Supplied entries:
■ ■ ■ ■ ■ ■ ■
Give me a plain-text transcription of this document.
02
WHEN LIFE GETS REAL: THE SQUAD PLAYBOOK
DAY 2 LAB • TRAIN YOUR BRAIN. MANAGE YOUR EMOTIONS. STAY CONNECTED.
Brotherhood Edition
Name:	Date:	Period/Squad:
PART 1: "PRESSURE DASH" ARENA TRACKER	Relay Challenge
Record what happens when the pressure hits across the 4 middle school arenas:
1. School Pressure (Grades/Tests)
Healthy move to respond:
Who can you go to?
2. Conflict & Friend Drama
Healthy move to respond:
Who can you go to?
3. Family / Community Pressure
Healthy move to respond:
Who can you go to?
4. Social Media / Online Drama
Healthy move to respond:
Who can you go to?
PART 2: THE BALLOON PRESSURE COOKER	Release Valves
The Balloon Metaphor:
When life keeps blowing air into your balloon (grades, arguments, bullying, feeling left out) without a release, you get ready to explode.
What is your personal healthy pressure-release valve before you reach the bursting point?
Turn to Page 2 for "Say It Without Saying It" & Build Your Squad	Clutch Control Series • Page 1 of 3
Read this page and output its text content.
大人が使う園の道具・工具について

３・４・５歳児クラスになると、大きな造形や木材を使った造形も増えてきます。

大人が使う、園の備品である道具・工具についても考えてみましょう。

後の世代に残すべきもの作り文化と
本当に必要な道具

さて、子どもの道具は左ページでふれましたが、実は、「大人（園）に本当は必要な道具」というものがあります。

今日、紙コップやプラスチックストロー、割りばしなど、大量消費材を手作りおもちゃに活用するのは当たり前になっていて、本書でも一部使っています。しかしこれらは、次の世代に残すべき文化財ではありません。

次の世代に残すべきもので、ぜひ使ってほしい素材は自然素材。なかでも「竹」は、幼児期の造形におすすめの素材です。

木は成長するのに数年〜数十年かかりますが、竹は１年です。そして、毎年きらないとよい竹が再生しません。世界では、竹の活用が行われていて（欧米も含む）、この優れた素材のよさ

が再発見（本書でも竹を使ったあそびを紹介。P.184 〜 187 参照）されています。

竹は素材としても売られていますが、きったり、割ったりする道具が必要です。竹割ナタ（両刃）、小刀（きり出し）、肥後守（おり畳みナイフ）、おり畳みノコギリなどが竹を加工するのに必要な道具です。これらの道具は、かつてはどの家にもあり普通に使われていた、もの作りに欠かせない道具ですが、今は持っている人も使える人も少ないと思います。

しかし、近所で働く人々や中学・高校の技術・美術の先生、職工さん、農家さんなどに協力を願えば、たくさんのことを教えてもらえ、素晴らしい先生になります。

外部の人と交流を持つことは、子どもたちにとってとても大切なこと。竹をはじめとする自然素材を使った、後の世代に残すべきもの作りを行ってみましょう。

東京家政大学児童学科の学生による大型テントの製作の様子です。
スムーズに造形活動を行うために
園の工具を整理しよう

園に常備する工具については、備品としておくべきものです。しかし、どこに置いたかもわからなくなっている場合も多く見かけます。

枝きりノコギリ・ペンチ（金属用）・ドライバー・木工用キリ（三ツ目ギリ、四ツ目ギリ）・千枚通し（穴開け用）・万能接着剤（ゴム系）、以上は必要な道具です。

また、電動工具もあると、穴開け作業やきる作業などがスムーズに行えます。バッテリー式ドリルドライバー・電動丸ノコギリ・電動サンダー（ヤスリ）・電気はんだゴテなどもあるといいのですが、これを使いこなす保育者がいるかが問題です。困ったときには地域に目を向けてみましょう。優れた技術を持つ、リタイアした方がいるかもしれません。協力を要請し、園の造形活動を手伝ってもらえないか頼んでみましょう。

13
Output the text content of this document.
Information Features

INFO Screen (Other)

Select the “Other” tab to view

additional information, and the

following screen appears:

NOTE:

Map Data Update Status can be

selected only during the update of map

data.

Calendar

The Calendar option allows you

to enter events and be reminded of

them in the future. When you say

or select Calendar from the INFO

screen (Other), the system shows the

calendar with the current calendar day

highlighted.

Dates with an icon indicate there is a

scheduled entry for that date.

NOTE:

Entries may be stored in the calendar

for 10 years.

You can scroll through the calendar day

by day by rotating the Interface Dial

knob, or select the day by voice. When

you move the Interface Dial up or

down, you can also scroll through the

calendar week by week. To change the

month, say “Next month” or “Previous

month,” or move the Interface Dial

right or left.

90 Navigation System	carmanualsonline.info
■ ■ ■ ■ ■ ■ ■
Given task:
Transcribe all lines as written.

Output for this task:
Give me a plain-text transcription of this document.
02
WHEN LIFE GETS REAL: THE SQUAD PLAYBOOK
DAY 2 LAB • TRAIN YOUR BRAIN. MANAGE YOUR EMOTIONS. STAY CONNECTED.
Brotherhood Edition
Name:	Date:	Period/Squad:
PART 1: "PRESSURE DASH" ARENA TRACKER	Relay Challenge
Record what happens when the pressure hits across the 4 middle school arenas:
1. School Pressure (Grades/Tests)
Healthy move to respond:
Who can you go to?
2. Conflict & Friend Drama
Healthy move to respond:
Who can you go to?
3. Family / Community Pressure
Healthy move to respond:
Who can you go to?
4. Social Media / Online Drama
Healthy move to respond:
Who can you go to?
PART 2: THE BALLOON PRESSURE COOKER	Release Valves
The Balloon Metaphor:
When life keeps blowing air into your balloon (grades, arguments, bullying, feeling left out) without a release, you get ready to explode.
What is your personal healthy pressure-release valve before you reach the bursting point?
Turn to Page 2 for "Say It Without Saying It" & Build Your Squad	Clutch Control Series • Page 1 of 3
Read this page and output its text content.
大人が使う園の道具・工具について

３・４・５歳児クラスになると、大きな造形や木材を使った造形も増えてきます。

大人が使う、園の備品である道具・工具についても考えてみましょう。

後の世代に残すべきもの作り文化と
本当に必要な道具

さて、子どもの道具は左ページでふれましたが、実は、「大人（園）に本当は必要な道具」というものがあります。

今日、紙コップやプラスチックストロー、割りばしなど、大量消費材を手作りおもちゃに活用するのは当たり前になっていて、本書でも一部使っています。しかしこれらは、次の世代に残すべき文化財ではありません。

次の世代に残すべきもので、ぜひ使ってほしい素材は自然素材。なかでも「竹」は、幼児期の造形におすすめの素材です。

木は成長するのに数年〜数十年かかりますが、竹は１年です。そして、毎年きらないとよい竹が再生しません。世界では、竹の活用が行われていて（欧米も含む）、この優れた素材のよさ

が再発見（本書でも竹を使ったあそびを紹介。P.184 〜 187 参照）されています。

竹は素材としても売られていますが、きったり、割ったりする道具が必要です。竹割ナタ（両刃）、小刀（きり出し）、肥後守（おり畳みナイフ）、おり畳みノコギリなどが竹を加工するのに必要な道具です。これらの道具は、かつてはどの家にもあり普通に使われていた、もの作りに欠かせない道具ですが、今は持っている人も使える人も少ないと思います。

しかし、近所で働く人々や中学・高校の技術・美術の先生、職工さん、農家さんなどに協力を願えば、たくさんのことを教えてもらえ、素晴らしい先生になります。

外部の人と交流を持つことは、子どもたちにとってとても大切なこと。竹をはじめとする自然素材を使った、後の世代に残すべきもの作りを行ってみましょう。

東京家政大学児童学科の学生による大型テントの製作の様子です。
スムーズに造形活動を行うために
園の工具を整理しよう

園に常備する工具については、備品としておくべきものです。しかし、どこに置いたかもわからなくなっている場合も多く見かけます。

枝きりノコギリ・ペンチ（金属用）・ドライバー・木工用キリ（三ツ目ギリ、四ツ目ギリ）・千枚通し（穴開け用）・万能接着剤（ゴム系）、以上は必要な道具です。

また、電動工具もあると、穴開け作業やきる作業などがスムーズに行えます。バッテリー式ドリルドライバー・電動丸ノコギリ・電動サンダー（ヤスリ）・電気はんだゴテなどもあるといいのですが、これを使いこなす保育者がいるかが問題です。困ったときには地域に目を向けてみましょう。優れた技術を持つ、リタイアした方がいるかもしれません。協力を要請し、園の造形活動を手伝ってもらえないか頼んでみましょう。

13
Output the text content of this document.
Information Features

INFO Screen (Other)

Select the “Other” tab to view

additional information, and the

following screen appears:

NOTE:

Map Data Update Status can be

selected only during the update of map

data.

Calendar

The Calendar option allows you

to enter events and be reminded of

them in the future. When you say

or select Calendar from the INFO

screen (Other), the system shows the

calendar with the current calendar day

highlighted.

Dates with an icon indicate there is a

scheduled entry for that date.

NOTE:

Entries may be stored in the calendar

for 10 years.

You can scroll through the calendar day

by day by rotating the Interface Dial

knob, or select the day by voice. When

you move the Interface Dial up or

down, you can also scroll through the

calendar week by week. To change the

month, say “Next month” or “Previous

month,” or move the Interface Dial

right or left.

90 Navigation System	carmanualsonline.info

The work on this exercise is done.